▶ **What you need to do**
Retype all of the listing exactly, passing over any picture you find.

.....

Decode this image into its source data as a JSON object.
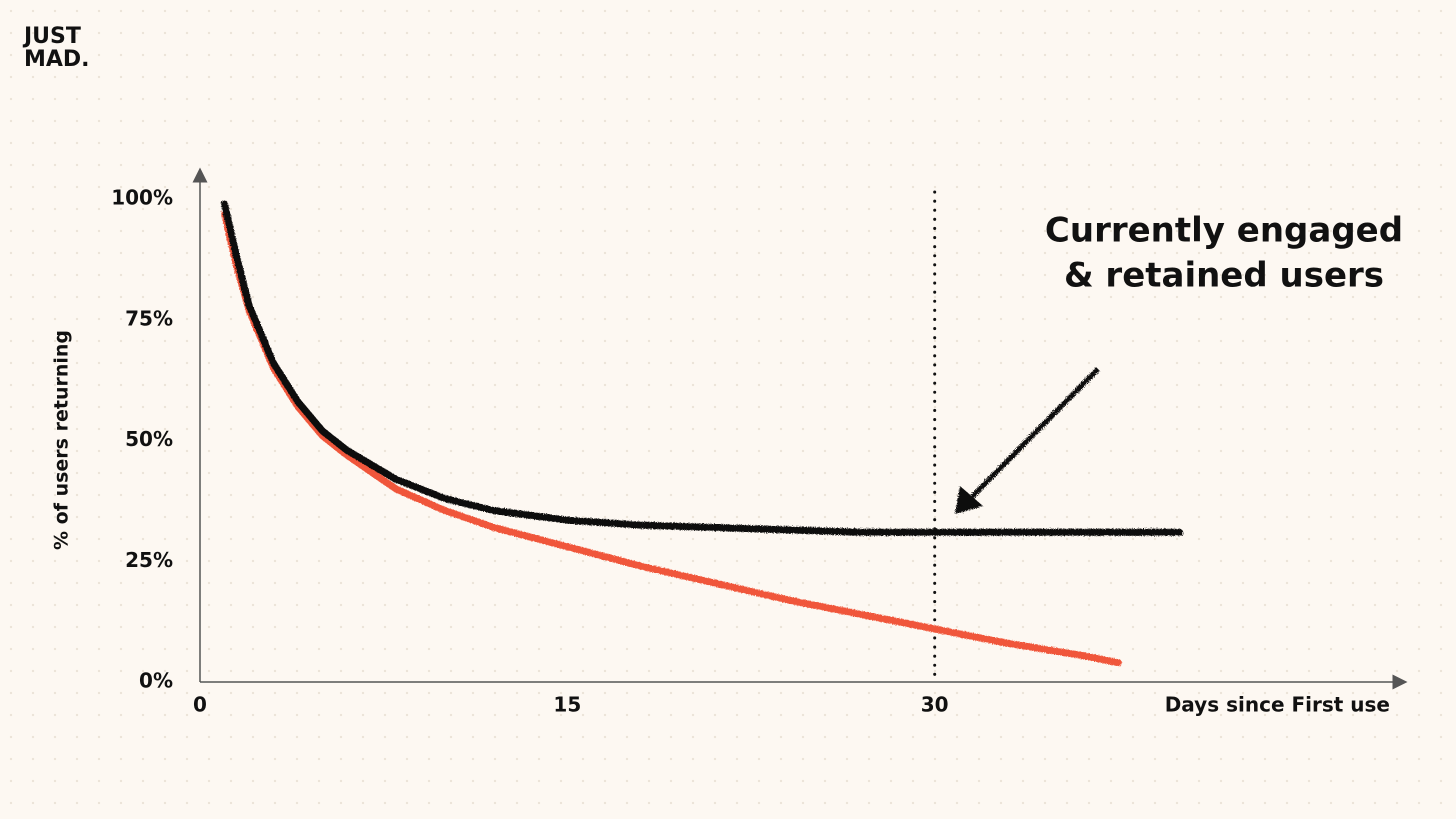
{
  "logo": [
    "JUST",
    "MAD."
  ],
  "chart_data": {
    "type": "line",
    "y_label": "% of users returning",
    "x_label": "Days since First use",
    "annotation": [
      "Currently engaged",
      "& retained users"
    ],
    "xlim": [
      0,
      49
    ],
    "xticks": [
      0,
      15,
      30
    ],
    "ylim": [
      0,
      105
    ],
    "yticks": [
      {
        "value": 0,
        "label": "0%"
      },
      {
        "value": 25,
        "label": "25%"
      },
      {
        "value": 50,
        "label": "50%"
      },
      {
        "value": 75,
        "label": "75%"
      },
      {
        "value": 100,
        "label": "100%"
      }
    ],
    "vline": 30,
    "series": [
      {
        "color": "#f0573a",
        "x": [
          1,
          1.5,
          2,
          3,
          4,
          5,
          6,
          8,
          10,
          12,
          15,
          18,
          21,
          24,
          27,
          30,
          33,
          36,
          37.5
        ],
        "values": [
          97,
          86,
          77,
          65,
          57,
          51,
          47,
          40,
          35.5,
          32,
          28,
          24,
          20.5,
          17,
          14,
          11,
          8,
          5.5,
          4
        ]
      },
      {
        "color": "#111111",
        "x": [
          1,
          1.5,
          2,
          3,
          4,
          5,
          6,
          8,
          10,
          12,
          15,
          18,
          21,
          24,
          27,
          30,
          33,
          36,
          40
        ],
        "values": [
          99,
          88,
          78,
          66,
          58,
          52,
          48,
          42,
          38,
          35.5,
          33.5,
          32.5,
          32,
          31.5,
          31,
          31,
          31,
          31,
          31
        ]
      }
    ]
  }
}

.....

▶ **Complete answer**
Decode this image into its source data as a JSON object.
{
  "logo": [
    "JUST",
    "MAD."
  ],
  "chart_data": {
    "type": "line",
    "y_label": "% of users returning",
    "x_label": "Days since First use",
    "annotation": [
      "Currently engaged",
      "& retained users"
    ],
    "xlim": [
      0,
      49
    ],
    "xticks": [
      0,
      15,
      30
    ],
    "ylim": [
      0,
      105
    ],
    "yticks": [
      {
        "value": 0,
        "label": "0%"
      },
      {
        "value": 25,
        "label": "25%"
      },
      {
        "value": 50,
        "label": "50%"
      },
      {
        "value": 75,
        "label": "75%"
      },
      {
        "value": 100,
        "label": "100%"
      }
    ],
    "vline": 30,
    "series": [
      {
        "color": "#f0573a",
        "x": [
          1,
          1.5,
          2,
          3,
          4,
          5,
          6,
          8,
          10,
          12,
          15,
          18,
          21,
          24,
          27,
          30,
          33,
          36,
          37.5
        ],
        "values": [
          97,
          86,
          77,
          65,
          57,
          51,
          47,
          40,
          35.5,
          32,
          28,
          24,
          20.5,
          17,
          14,
          11,
          8,
          5.5,
          4
        ]
      },
      {
        "color": "#111111",
        "x": [
          1,
          1.5,
          2,
          3,
          4,
          5,
          6,
          8,
          10,
          12,
          15,
          18,
          21,
          24,
          27,
          30,
          33,
          36,
          40
        ],
        "values": [
          99,
          88,
          78,
          66,
          58,
          52,
          48,
          42,
          38,
          35.5,
          33.5,
          32.5,
          32,
          31.5,
          31,
          31,
          31,
          31,
          31
        ]
      }
    ]
  }
}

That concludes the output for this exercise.